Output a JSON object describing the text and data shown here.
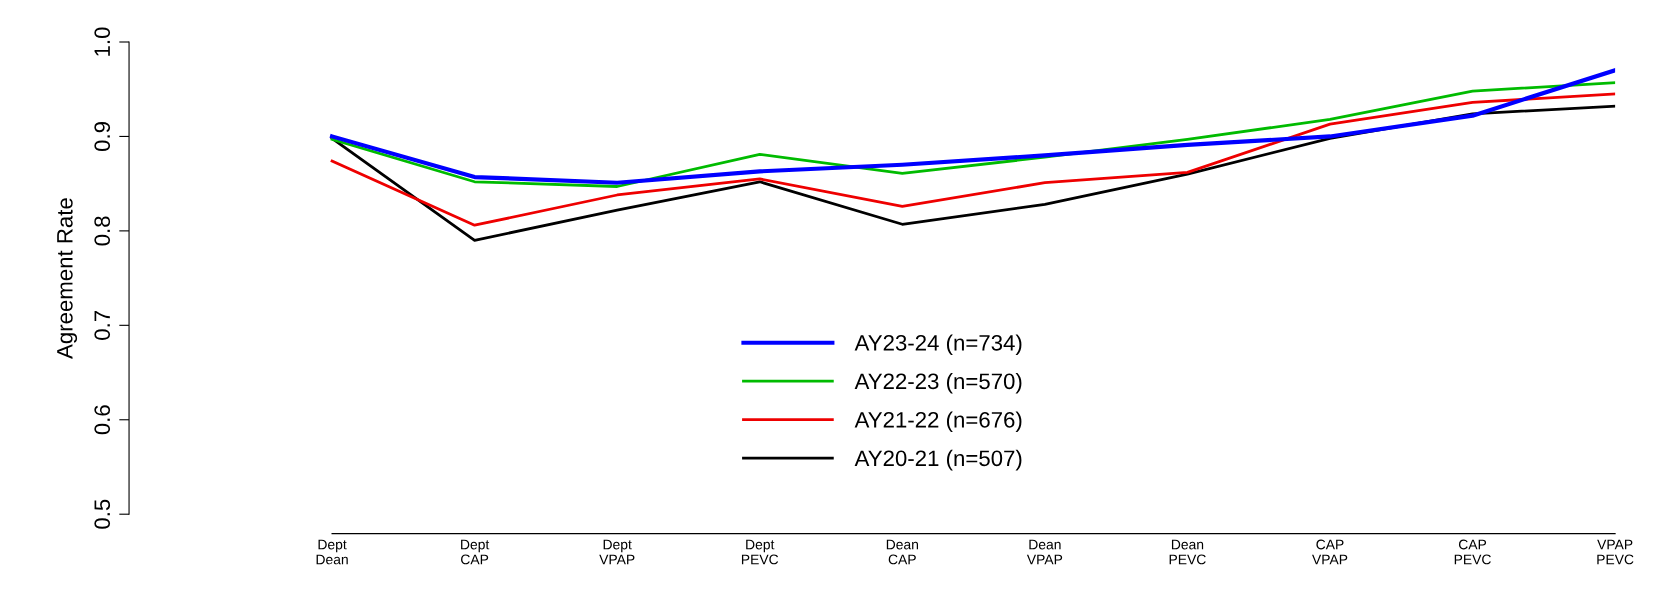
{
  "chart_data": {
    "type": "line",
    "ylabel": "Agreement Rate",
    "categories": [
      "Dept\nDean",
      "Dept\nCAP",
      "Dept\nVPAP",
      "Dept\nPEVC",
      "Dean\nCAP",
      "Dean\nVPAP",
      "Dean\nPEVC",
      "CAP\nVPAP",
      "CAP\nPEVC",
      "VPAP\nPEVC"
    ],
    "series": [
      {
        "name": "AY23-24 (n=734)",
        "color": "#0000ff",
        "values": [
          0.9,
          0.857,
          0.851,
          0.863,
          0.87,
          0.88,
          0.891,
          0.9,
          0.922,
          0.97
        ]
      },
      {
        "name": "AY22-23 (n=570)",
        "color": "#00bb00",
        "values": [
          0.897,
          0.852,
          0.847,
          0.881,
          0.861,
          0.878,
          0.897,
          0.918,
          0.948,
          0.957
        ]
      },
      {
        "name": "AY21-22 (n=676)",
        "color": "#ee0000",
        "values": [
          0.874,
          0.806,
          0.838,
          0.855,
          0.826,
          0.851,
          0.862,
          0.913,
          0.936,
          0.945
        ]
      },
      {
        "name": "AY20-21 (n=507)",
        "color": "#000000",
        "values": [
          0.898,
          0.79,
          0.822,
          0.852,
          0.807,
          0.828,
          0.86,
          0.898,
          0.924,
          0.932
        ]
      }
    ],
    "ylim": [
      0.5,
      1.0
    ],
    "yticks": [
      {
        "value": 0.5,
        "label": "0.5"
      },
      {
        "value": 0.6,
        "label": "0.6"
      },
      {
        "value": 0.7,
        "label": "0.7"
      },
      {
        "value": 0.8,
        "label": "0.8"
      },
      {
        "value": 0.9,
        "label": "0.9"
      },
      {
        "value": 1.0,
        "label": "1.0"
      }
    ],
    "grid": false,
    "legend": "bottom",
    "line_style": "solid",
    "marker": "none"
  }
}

-------------------------

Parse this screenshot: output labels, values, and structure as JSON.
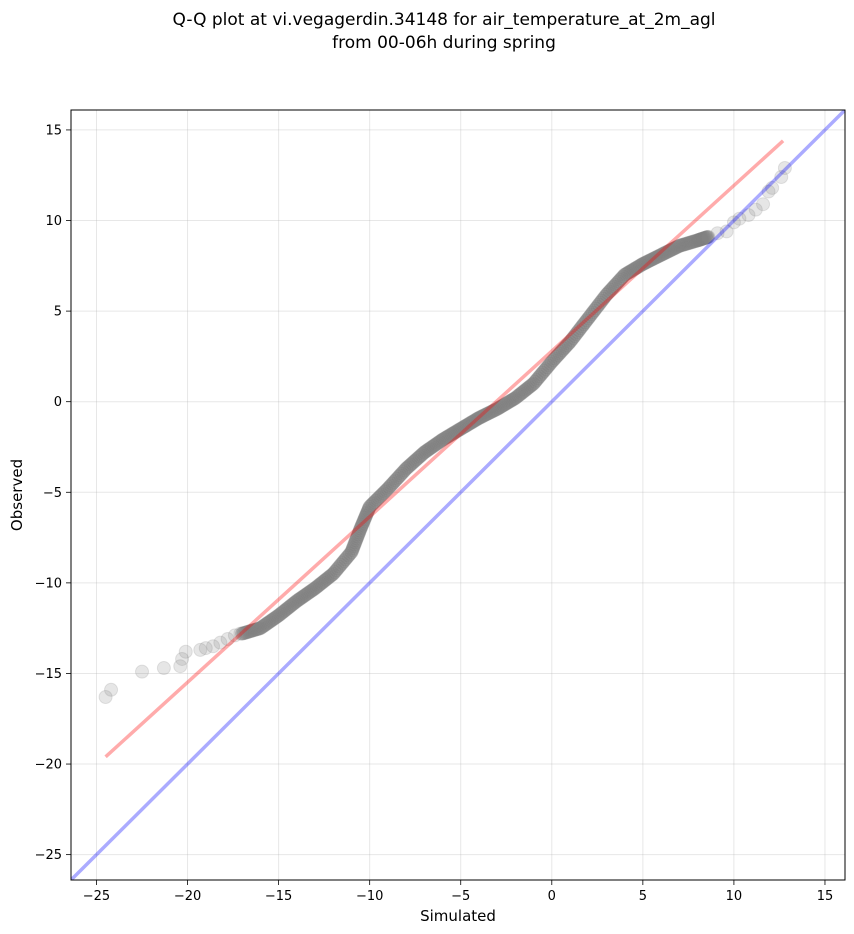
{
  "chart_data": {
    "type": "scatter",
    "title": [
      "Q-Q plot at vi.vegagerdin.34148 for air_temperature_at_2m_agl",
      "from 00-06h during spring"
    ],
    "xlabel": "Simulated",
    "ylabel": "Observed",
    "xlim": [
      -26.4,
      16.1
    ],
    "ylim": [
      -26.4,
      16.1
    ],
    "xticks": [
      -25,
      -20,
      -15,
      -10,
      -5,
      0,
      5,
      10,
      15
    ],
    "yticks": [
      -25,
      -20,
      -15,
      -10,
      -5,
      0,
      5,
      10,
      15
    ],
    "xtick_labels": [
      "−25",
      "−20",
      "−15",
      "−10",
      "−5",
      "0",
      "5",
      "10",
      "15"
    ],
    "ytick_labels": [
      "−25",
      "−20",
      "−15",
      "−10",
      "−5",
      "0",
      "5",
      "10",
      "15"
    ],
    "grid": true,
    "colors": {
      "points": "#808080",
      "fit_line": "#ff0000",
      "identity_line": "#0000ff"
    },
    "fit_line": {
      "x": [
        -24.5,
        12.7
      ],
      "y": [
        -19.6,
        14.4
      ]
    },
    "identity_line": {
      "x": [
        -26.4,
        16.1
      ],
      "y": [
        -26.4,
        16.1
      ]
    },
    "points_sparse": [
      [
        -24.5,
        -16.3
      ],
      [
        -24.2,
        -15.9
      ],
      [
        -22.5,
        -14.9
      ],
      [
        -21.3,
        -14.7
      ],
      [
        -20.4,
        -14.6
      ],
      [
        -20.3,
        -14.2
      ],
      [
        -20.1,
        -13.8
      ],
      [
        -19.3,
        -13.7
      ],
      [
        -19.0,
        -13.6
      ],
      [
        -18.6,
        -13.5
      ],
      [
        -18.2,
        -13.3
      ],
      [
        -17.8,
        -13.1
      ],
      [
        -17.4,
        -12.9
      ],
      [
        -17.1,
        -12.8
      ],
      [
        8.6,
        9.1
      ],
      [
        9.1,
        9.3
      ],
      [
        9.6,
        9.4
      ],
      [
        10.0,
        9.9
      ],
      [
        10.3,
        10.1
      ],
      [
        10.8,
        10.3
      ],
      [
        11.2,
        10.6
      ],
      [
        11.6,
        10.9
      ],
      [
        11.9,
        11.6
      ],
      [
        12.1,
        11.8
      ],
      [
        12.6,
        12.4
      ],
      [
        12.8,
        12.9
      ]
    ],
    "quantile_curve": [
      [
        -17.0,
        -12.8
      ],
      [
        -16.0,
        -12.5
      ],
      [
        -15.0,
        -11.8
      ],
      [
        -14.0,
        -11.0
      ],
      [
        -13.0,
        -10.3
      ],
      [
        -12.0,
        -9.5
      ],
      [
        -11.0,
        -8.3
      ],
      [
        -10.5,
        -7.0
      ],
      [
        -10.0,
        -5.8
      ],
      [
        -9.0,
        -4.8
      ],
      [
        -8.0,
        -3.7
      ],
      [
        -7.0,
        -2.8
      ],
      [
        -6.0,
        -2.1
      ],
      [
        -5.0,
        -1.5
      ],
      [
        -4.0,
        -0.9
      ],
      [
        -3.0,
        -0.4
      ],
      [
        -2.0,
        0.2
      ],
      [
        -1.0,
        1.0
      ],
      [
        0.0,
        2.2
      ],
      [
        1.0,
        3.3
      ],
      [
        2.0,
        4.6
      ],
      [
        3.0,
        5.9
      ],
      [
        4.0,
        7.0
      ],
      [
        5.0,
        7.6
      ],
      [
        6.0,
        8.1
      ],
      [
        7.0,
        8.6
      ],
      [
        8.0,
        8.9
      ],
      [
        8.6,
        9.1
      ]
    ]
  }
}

-------------------------

Exercise directions:
Count how many lines of the listing above include "nPEVC" and report that number alone.

Completed exercise:
4